--- START OF Supplied data ---
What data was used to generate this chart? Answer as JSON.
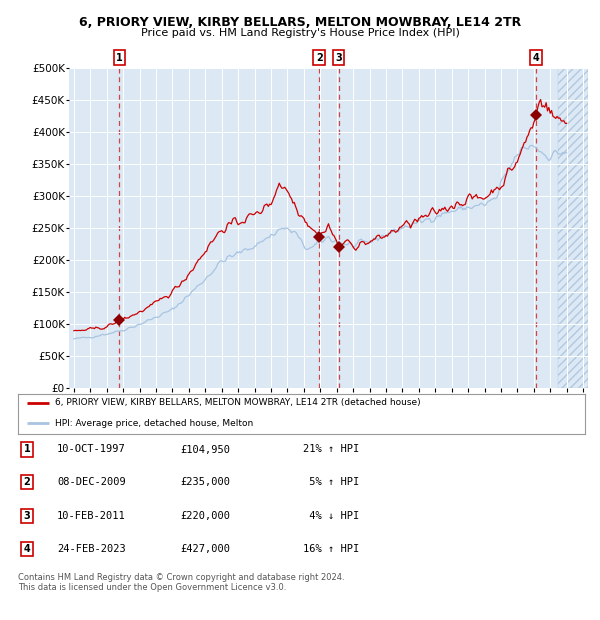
{
  "title_line1": "6, PRIORY VIEW, KIRBY BELLARS, MELTON MOWBRAY, LE14 2TR",
  "title_line2": "Price paid vs. HM Land Registry's House Price Index (HPI)",
  "fig_bg_color": "#ffffff",
  "plot_bg_color": "#dce9f5",
  "hpi_line_color": "#a8c4e0",
  "price_line_color": "#cc0000",
  "marker_color": "#8b0000",
  "dashed_line_color": "#cc3333",
  "ylim": [
    0,
    500000
  ],
  "yticks": [
    0,
    50000,
    100000,
    150000,
    200000,
    250000,
    300000,
    350000,
    400000,
    450000,
    500000
  ],
  "ytick_labels": [
    "£0",
    "£50K",
    "£100K",
    "£150K",
    "£200K",
    "£250K",
    "£300K",
    "£350K",
    "£400K",
    "£450K",
    "£500K"
  ],
  "xlim_start": 1994.7,
  "xlim_end": 2026.3,
  "sale_dates_decimal": [
    1997.77,
    2009.94,
    2011.11,
    2023.15
  ],
  "sale_prices": [
    104950,
    235000,
    220000,
    427000
  ],
  "sale_labels": [
    "1",
    "2",
    "3",
    "4"
  ],
  "legend_label_price": "6, PRIORY VIEW, KIRBY BELLARS, MELTON MOWBRAY, LE14 2TR (detached house)",
  "legend_label_hpi": "HPI: Average price, detached house, Melton",
  "table_data": [
    [
      "1",
      "10-OCT-1997",
      "£104,950",
      "21% ↑ HPI"
    ],
    [
      "2",
      "08-DEC-2009",
      "£235,000",
      " 5% ↑ HPI"
    ],
    [
      "3",
      "10-FEB-2011",
      "£220,000",
      " 4% ↓ HPI"
    ],
    [
      "4",
      "24-FEB-2023",
      "£427,000",
      "16% ↑ HPI"
    ]
  ],
  "footnote_line1": "Contains HM Land Registry data © Crown copyright and database right 2024.",
  "footnote_line2": "This data is licensed under the Open Government Licence v3.0.",
  "hatch_region_start": 2024.5,
  "grid_color": "#ffffff"
}
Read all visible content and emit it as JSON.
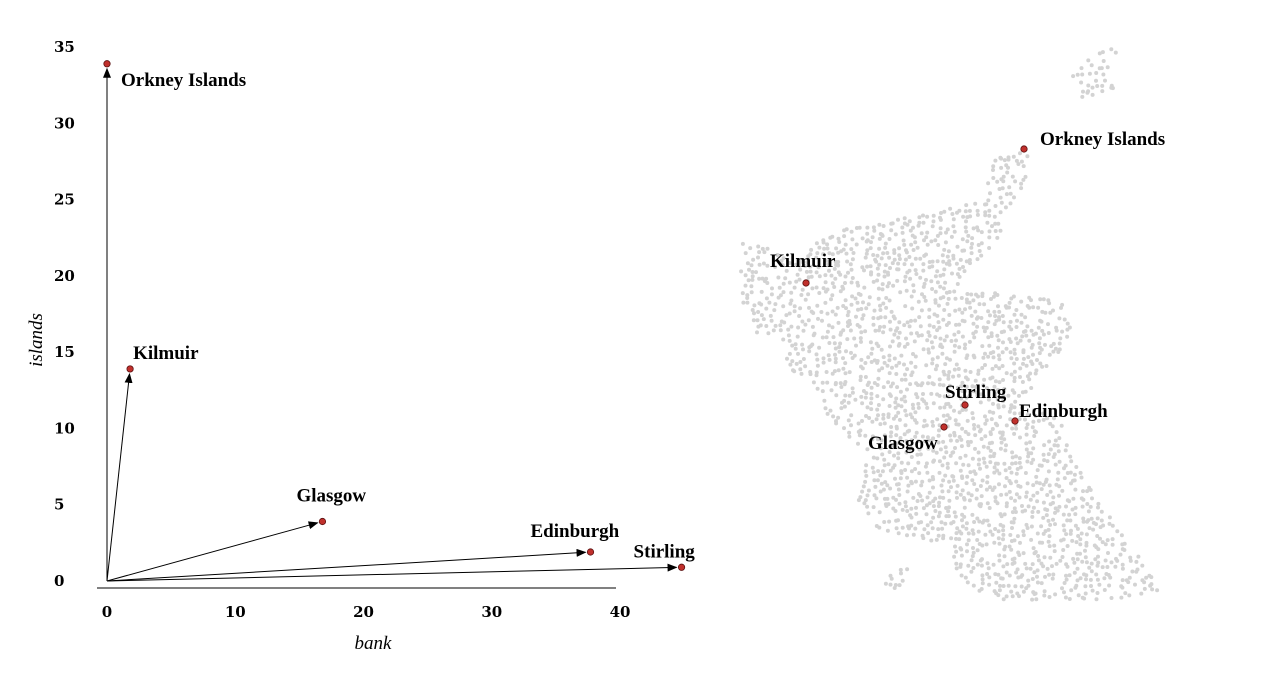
{
  "chart_data": {
    "type": "scatter",
    "x_label": "bank",
    "y_label": "islands",
    "labels": [
      "Orkney Islands",
      "Kilmuir",
      "Glasgow",
      "Edinburgh",
      "Stirling"
    ],
    "x": [
      0,
      1.8,
      16.8,
      37.7,
      44.8
    ],
    "values": [
      33.9,
      13.9,
      3.9,
      1.9,
      0.9
    ],
    "color": "#c0302c",
    "xlim": [
      0,
      40
    ],
    "ylim": [
      0,
      35
    ],
    "xticks": [
      0,
      10,
      20,
      30,
      40
    ],
    "yticks": [
      0,
      5,
      10,
      15,
      20,
      25,
      30,
      35
    ]
  }
}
--- END OF Supplied data ---
Task statement:
Copy each line of the entries that includes the word "PRIORY".

Answer to the exercise:
  "title_line1": "6, PRIORY VIEW, KIRBY BELLARS, MELTON MOWBRAY, LE14 2TR",
  "legend_label_price": "6, PRIORY VIEW, KIRBY BELLARS, MELTON MOWBRAY, LE14 2TR (detached house)",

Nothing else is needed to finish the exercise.